EXCERPTED TEXT:
--------------------------------
Computer Aided Analysis and Design

Course Description

The role of computers in analysis and design of technical systems is presented. The course describes error handling in computer calculations, linear system solving algorithms and numerical optimization algorithms, as well as evolutionary algorithms. The transient analysis formulations and methods are presented. The systems behaviour is analysed in regard of system stability and chaotic properties. The presented algorithms are evaluated in regard of their computational efficiency.

General Competencies

Students will be able to determine the floating number precision impact on the correctness of computation algorithms. Students would also apply different deterministic and stochastic optimization methods to the problem at hand. Individual projects include implementation and usage of linear systems decomposition methods and various optimization algorithms. Additionally, students will be introduced to the usage of an engineering simulation and calculation tool such as MATLAB.
--------------------------------
PROVIDED MATERIAL:
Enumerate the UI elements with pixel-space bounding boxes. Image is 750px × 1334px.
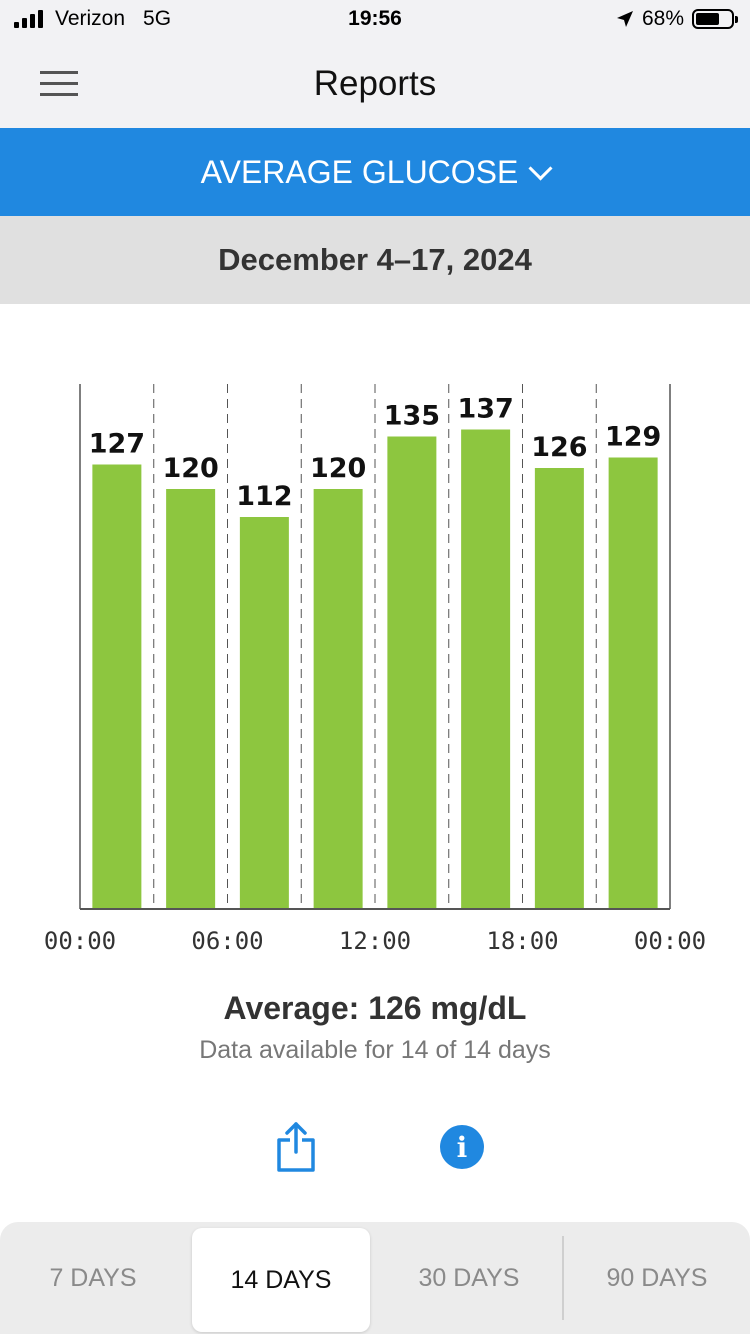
--------------------------------
TASK LIST:
**1.** Using the course description for Computer Aided Analysis and Design, state whether each statement agrees with it. Answer yes or no and quote the deciding words. (a) The course covers evolutionary algorithms. (b) Students carry out group projects on linear systems decomposition methods. (c) Students apply only deterministic optimization methods.
**2.** In the course description for Computer Aided Analysis and Design, list every kind of algorithm named in the sentence beginning "The course describes".
**3.** Extend the course description for Computer Aided Analysis and Design, starting after its last sentence.

ANSWER SET:
**1.**
(a) Yes: "as well as evolutionary algorithms."
(b) No: "Individual projects include implementation and usage of linear systems decomposition methods"
(c) No: "apply different deterministic and stochastic optimization methods"

**2.**
- Linear system solving algorithms
- Numerical optimization algorithms
- Evolutionary algorithms

**3.**
Learning Outcomes

  1. recognize an optimization problem
  2. apply a nonlinear optimization procedure
  3. compare different optimization algorithms
  4. define floating point precision standard
  5. describe the problem of solving differential equations systems
  6. apply a numerical integration method
  7. compare the precision and stability of numerical integration methods

Forms of Teaching

Lectures

Teaching is organized into two teaching cycles (15-week classes). First cycle consists of 7-week classes and midterm exam. Second cycle consists of 6-week classes and final exam.

Exams

Midterm, final exam, homework

Exercises

Additional examples are provided.

Consultations

Consultation hours will be given at the first lecture

Programming Exercises

homework

Grading Method

Continuous Assessment Exam
Type Threshold Percent of Grade Threshold Percent of Grade
Homeworks 0 % 20 % 0 % 10 %
Mid Term Exam: Written 0 % 30 % 0 %
Final Exam: Written 0 % 50 %
Exam: Written 50 % 45 %
Exam: Oral 45 %
Comment:

All homework assignments must be handed in (regardless of the number of points) as a condition for taking the exam

Week by Week Schedule

  1. Introduction. Algorithms for matrix manipulation. Solving linear equation systems.
  2. Permutation matrices. Decomposition algorithms.
  3. Matrix inversion. Engineering tools.
  4. Optimization problems and algorithms. Definition of goal function.
  5. Algorithms for unimodal interval reduction.
  6. Multiple variable nonlinear function optimization methods. Unconstrained optimization.
  7. Constrained optimization.
  8. (Midterm)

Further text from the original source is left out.